• Fragment tekstu:
○ ○ ○ ○

Strona:PL J Bartoszewicz Historja literatury polskiej.djvu/302

Z Wikiźródeł, wolnej biblioteki
Ta strona została przepisana.

Poczem poeta porównawszy męstwo dawnych polaków ze zniewieściałością, na którą patrzał, mówi:

A gdy my wołać będziem o swobody,
A oni wtenczas brać nam będą grody!
I już podolski myślą nam snadź wieniec
Wydrzeć, Kamieniec....

i kończy prześlicznym wymownym ustępem:

Oby ich męstwa zasięgli wnukowie!
A więcéj sławę ważyli niż zdrowie:
Nie puściłby Niestr tak okrutnych gości
Do polskich włości.
Piłaby ziemia ich posokę płową,
Wtargnienie gęstą płaciliby głową;
Siadłby i więzień po obudwu boku,
W słowieńskim troku!
A miedź wesoła, wiodąc swe do domu,
Komu łez ciepłych nielałaby? komu
Nieupadłyby do ziemie kolana,
Wielbiąc w głos Pana?

○ ○ ○ ○

• Dane wejściowe:
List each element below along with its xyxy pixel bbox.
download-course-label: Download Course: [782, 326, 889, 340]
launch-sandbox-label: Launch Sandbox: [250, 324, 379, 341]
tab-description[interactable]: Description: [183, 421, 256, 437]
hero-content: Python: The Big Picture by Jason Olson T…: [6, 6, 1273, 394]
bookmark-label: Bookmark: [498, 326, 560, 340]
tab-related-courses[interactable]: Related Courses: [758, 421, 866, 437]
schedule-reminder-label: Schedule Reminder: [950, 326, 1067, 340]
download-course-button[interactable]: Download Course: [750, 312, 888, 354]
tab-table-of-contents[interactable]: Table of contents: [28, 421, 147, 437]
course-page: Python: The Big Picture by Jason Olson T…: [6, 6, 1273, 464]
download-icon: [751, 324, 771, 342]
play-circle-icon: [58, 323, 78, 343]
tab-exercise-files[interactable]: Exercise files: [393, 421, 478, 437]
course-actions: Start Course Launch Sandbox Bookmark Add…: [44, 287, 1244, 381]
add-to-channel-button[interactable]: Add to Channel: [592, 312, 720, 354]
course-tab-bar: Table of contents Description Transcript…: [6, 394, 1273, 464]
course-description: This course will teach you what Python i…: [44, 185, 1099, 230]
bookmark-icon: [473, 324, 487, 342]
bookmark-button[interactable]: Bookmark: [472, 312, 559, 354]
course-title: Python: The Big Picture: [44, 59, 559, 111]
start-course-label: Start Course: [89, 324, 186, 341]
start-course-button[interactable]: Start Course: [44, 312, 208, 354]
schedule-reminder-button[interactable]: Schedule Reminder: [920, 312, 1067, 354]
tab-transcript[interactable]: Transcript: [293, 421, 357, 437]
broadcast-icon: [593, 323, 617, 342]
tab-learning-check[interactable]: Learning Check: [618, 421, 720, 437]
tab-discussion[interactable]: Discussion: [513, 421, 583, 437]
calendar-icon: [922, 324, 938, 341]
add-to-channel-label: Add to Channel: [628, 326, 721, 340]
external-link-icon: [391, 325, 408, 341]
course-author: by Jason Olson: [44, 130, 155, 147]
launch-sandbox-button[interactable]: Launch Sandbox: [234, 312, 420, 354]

○ ○ ○ ○

• Zadanie do wykonania:
Sprawdź, czy stwierdzenia (a), (b) i (c) zgadzają się z fragmentem tekstu. Przy każdym odpowiedz „tak” lub „nie” i przytocz dosłownie rozstrzygające słowa.
(a) Poeta porównuje męstwo dawnych Polaków ze zniewieściałością.
(b) Według wiersza wnukowie powinni bardziej cenić zdrowie niż sławę.
(c) W wierszu pojawia się rzeka Niestr.

• Rozwiązanie zadania:
(a) Tak: „Poczem poeta porównawszy męstwo dawnych polaków ze zniewieściałością, na którą patrzał, mówi”.
(b) Nie: „A więcéj sławę ważyli niż zdrowie”.
(c) Tak: „Nie puściłby Niestr tak okrutnych gości”.